_Set task_
Give back the full material, exactly as it reads.

_Entries supplied_
************
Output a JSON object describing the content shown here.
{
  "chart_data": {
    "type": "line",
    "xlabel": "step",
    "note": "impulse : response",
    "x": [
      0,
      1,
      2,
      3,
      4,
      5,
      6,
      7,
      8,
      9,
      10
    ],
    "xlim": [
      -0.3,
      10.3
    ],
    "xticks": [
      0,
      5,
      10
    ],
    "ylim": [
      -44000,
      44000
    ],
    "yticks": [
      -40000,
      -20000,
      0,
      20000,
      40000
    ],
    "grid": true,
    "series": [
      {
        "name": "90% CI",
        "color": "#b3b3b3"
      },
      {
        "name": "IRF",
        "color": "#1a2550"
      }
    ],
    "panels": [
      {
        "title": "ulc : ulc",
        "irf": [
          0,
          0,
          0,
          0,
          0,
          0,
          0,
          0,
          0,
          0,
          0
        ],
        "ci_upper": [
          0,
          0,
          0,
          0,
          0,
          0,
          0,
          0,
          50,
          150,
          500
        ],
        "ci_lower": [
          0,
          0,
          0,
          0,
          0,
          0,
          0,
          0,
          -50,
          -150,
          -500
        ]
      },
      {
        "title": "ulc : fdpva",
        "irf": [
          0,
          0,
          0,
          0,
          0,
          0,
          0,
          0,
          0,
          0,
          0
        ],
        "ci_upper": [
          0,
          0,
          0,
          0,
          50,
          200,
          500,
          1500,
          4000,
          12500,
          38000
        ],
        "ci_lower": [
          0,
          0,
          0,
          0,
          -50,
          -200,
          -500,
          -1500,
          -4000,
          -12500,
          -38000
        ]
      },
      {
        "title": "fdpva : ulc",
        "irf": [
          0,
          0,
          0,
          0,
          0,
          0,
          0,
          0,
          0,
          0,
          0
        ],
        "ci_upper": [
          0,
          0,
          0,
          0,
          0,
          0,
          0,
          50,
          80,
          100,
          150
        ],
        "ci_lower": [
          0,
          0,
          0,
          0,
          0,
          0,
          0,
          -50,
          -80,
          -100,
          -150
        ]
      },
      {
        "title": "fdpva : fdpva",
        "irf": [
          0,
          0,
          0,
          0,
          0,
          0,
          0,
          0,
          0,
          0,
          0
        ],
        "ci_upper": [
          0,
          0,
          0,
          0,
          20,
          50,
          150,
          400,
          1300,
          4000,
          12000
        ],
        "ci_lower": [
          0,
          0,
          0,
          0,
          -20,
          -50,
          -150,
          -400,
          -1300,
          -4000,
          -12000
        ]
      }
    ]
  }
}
************
_Exercise output_
Output a JSON object describing the content shown here.
{
  "chart_data": {
    "type": "line",
    "xlabel": "step",
    "note": "impulse : response",
    "x": [
      0,
      1,
      2,
      3,
      4,
      5,
      6,
      7,
      8,
      9,
      10
    ],
    "xlim": [
      -0.3,
      10.3
    ],
    "xticks": [
      0,
      5,
      10
    ],
    "ylim": [
      -44000,
      44000
    ],
    "yticks": [
      -40000,
      -20000,
      0,
      20000,
      40000
    ],
    "grid": true,
    "series": [
      {
        "name": "90% CI",
        "color": "#b3b3b3"
      },
      {
        "name": "IRF",
        "color": "#1a2550"
      }
    ],
    "panels": [
      {
        "title": "ulc : ulc",
        "irf": [
          0,
          0,
          0,
          0,
          0,
          0,
          0,
          0,
          0,
          0,
          0
        ],
        "ci_upper": [
          0,
          0,
          0,
          0,
          0,
          0,
          0,
          0,
          50,
          150,
          500
        ],
        "ci_lower": [
          0,
          0,
          0,
          0,
          0,
          0,
          0,
          0,
          -50,
          -150,
          -500
        ]
      },
      {
        "title": "ulc : fdpva",
        "irf": [
          0,
          0,
          0,
          0,
          0,
          0,
          0,
          0,
          0,
          0,
          0
        ],
        "ci_upper": [
          0,
          0,
          0,
          0,
          50,
          200,
          500,
          1500,
          4000,
          12500,
          38000
        ],
        "ci_lower": [
          0,
          0,
          0,
          0,
          -50,
          -200,
          -500,
          -1500,
          -4000,
          -12500,
          -38000
        ]
      },
      {
        "title": "fdpva : ulc",
        "irf": [
          0,
          0,
          0,
          0,
          0,
          0,
          0,
          0,
          0,
          0,
          0
        ],
        "ci_upper": [
          0,
          0,
          0,
          0,
          0,
          0,
          0,
          50,
          80,
          100,
          150
        ],
        "ci_lower": [
          0,
          0,
          0,
          0,
          0,
          0,
          0,
          -50,
          -80,
          -100,
          -150
        ]
      },
      {
        "title": "fdpva : fdpva",
        "irf": [
          0,
          0,
          0,
          0,
          0,
          0,
          0,
          0,
          0,
          0,
          0
        ],
        "ci_upper": [
          0,
          0,
          0,
          0,
          20,
          50,
          150,
          400,
          1300,
          4000,
          12000
        ],
        "ci_lower": [
          0,
          0,
          0,
          0,
          -20,
          -50,
          -150,
          -400,
          -1300,
          -4000,
          -12000
        ]
      }
    ]
  }
}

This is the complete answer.